#### Short exercise:
Every line of the material below should be repeated exactly.

[Stored data]
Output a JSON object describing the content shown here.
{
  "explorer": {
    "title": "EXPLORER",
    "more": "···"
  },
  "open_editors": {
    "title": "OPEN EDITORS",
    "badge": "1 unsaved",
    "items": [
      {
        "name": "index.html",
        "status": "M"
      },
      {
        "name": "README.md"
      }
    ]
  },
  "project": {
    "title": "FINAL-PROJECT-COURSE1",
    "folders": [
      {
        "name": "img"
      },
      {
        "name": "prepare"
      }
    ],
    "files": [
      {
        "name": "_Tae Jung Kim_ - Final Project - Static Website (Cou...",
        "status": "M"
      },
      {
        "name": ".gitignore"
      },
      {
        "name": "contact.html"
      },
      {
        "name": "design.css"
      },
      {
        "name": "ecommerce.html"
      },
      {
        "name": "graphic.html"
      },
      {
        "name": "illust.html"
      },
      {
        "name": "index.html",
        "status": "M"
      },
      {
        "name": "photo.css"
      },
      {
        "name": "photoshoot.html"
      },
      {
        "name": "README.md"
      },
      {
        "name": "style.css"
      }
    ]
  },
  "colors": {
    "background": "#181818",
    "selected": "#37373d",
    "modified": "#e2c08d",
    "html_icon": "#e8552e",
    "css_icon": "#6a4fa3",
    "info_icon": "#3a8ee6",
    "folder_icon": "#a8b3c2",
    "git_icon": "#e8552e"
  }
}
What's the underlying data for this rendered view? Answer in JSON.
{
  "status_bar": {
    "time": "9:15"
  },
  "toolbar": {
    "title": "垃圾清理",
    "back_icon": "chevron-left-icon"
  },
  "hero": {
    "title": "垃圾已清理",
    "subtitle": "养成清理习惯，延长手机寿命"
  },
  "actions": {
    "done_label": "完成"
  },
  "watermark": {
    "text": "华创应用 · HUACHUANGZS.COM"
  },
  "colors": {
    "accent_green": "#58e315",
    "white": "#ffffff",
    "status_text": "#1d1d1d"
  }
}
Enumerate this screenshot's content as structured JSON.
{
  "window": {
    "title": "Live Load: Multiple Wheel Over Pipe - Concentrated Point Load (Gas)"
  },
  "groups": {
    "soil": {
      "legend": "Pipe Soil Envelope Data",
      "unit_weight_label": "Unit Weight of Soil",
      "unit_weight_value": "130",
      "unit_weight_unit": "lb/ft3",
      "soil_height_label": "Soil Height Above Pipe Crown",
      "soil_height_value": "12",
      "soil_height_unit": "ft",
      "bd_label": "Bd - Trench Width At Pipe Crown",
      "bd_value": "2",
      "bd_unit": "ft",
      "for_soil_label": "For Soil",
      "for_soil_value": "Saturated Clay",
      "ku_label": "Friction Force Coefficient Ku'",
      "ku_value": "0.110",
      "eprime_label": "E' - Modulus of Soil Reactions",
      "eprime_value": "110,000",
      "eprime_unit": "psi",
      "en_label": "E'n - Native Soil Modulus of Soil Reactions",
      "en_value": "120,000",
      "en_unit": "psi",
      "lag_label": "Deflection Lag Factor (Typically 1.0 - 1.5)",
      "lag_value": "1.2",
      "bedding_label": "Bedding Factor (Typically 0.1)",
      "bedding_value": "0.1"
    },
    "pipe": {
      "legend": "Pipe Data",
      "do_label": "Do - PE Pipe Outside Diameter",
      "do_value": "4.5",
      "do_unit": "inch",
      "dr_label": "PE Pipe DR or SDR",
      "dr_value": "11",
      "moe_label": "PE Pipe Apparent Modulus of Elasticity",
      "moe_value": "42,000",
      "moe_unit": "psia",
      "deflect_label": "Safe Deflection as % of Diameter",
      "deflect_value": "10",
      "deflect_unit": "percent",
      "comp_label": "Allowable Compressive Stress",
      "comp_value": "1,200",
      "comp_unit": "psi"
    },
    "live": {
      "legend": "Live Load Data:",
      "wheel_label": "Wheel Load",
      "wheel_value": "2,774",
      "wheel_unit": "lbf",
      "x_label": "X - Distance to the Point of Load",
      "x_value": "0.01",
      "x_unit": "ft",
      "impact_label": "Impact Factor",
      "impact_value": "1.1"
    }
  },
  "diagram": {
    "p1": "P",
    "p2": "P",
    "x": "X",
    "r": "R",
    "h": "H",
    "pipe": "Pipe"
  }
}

#### Result for this exercise:
Output a JSON object describing the content shown here.
{
  "explorer": {
    "title": "EXPLORER",
    "more": "···"
  },
  "open_editors": {
    "title": "OPEN EDITORS",
    "badge": "1 unsaved",
    "items": [
      {
        "name": "index.html",
        "status": "M"
      },
      {
        "name": "README.md"
      }
    ]
  },
  "project": {
    "title": "FINAL-PROJECT-COURSE1",
    "folders": [
      {
        "name": "img"
      },
      {
        "name": "prepare"
      }
    ],
    "files": [
      {
        "name": "_Tae Jung Kim_ - Final Project - Static Website (Cou...",
        "status": "M"
      },
      {
        "name": ".gitignore"
      },
      {
        "name": "contact.html"
      },
      {
        "name": "design.css"
      },
      {
        "name": "ecommerce.html"
      },
      {
        "name": "graphic.html"
      },
      {
        "name": "illust.html"
      },
      {
        "name": "index.html",
        "status": "M"
      },
      {
        "name": "photo.css"
      },
      {
        "name": "photoshoot.html"
      },
      {
        "name": "README.md"
      },
      {
        "name": "style.css"
      }
    ]
  },
  "colors": {
    "background": "#181818",
    "selected": "#37373d",
    "modified": "#e2c08d",
    "html_icon": "#e8552e",
    "css_icon": "#6a4fa3",
    "info_icon": "#3a8ee6",
    "folder_icon": "#a8b3c2",
    "git_icon": "#e8552e"
  }
}
What's the underlying data for this rendered view? Answer in JSON.
{
  "status_bar": {
    "time": "9:15"
  },
  "toolbar": {
    "title": "垃圾清理",
    "back_icon": "chevron-left-icon"
  },
  "hero": {
    "title": "垃圾已清理",
    "subtitle": "养成清理习惯，延长手机寿命"
  },
  "actions": {
    "done_label": "完成"
  },
  "watermark": {
    "text": "华创应用 · HUACHUANGZS.COM"
  },
  "colors": {
    "accent_green": "#58e315",
    "white": "#ffffff",
    "status_text": "#1d1d1d"
  }
}
Enumerate this screenshot's content as structured JSON.
{
  "window": {
    "title": "Live Load: Multiple Wheel Over Pipe - Concentrated Point Load (Gas)"
  },
  "groups": {
    "soil": {
      "legend": "Pipe Soil Envelope Data",
      "unit_weight_label": "Unit Weight of Soil",
      "unit_weight_value": "130",
      "unit_weight_unit": "lb/ft3",
      "soil_height_label": "Soil Height Above Pipe Crown",
      "soil_height_value": "12",
      "soil_height_unit": "ft",
      "bd_label": "Bd - Trench Width At Pipe Crown",
      "bd_value": "2",
      "bd_unit": "ft",
      "for_soil_label": "For Soil",
      "for_soil_value": "Saturated Clay",
      "ku_label": "Friction Force Coefficient Ku'",
      "ku_value": "0.110",
      "eprime_label": "E' - Modulus of Soil Reactions",
      "eprime_value": "110,000",
      "eprime_unit": "psi",
      "en_label": "E'n - Native Soil Modulus of Soil Reactions",
      "en_value": "120,000",
      "en_unit": "psi",
      "lag_label": "Deflection Lag Factor (Typically 1.0 - 1.5)",
      "lag_value": "1.2",
      "bedding_label": "Bedding Factor (Typically 0.1)",
      "bedding_value": "0.1"
    },
    "pipe": {
      "legend": "Pipe Data",
      "do_label": "Do - PE Pipe Outside Diameter",
      "do_value": "4.5",
      "do_unit": "inch",
      "dr_label": "PE Pipe DR or SDR",
      "dr_value": "11",
      "moe_label": "PE Pipe Apparent Modulus of Elasticity",
      "moe_value": "42,000",
      "moe_unit": "psia",
      "deflect_label": "Safe Deflection as % of Diameter",
      "deflect_value": "10",
      "deflect_unit": "percent",
      "comp_label": "Allowable Compressive Stress",
      "comp_value": "1,200",
      "comp_unit": "psi"
    },
    "live": {
      "legend": "Live Load Data:",
      "wheel_label": "Wheel Load",
      "wheel_value": "2,774",
      "wheel_unit": "lbf",
      "x_label": "X - Distance to the Point of Load",
      "x_value": "0.01",
      "x_unit": "ft",
      "impact_label": "Impact Factor",
      "impact_value": "1.1"
    }
  },
  "diagram": {
    "p1": "P",
    "p2": "P",
    "x": "X",
    "r": "R",
    "h": "H",
    "pipe": "Pipe"
  }
}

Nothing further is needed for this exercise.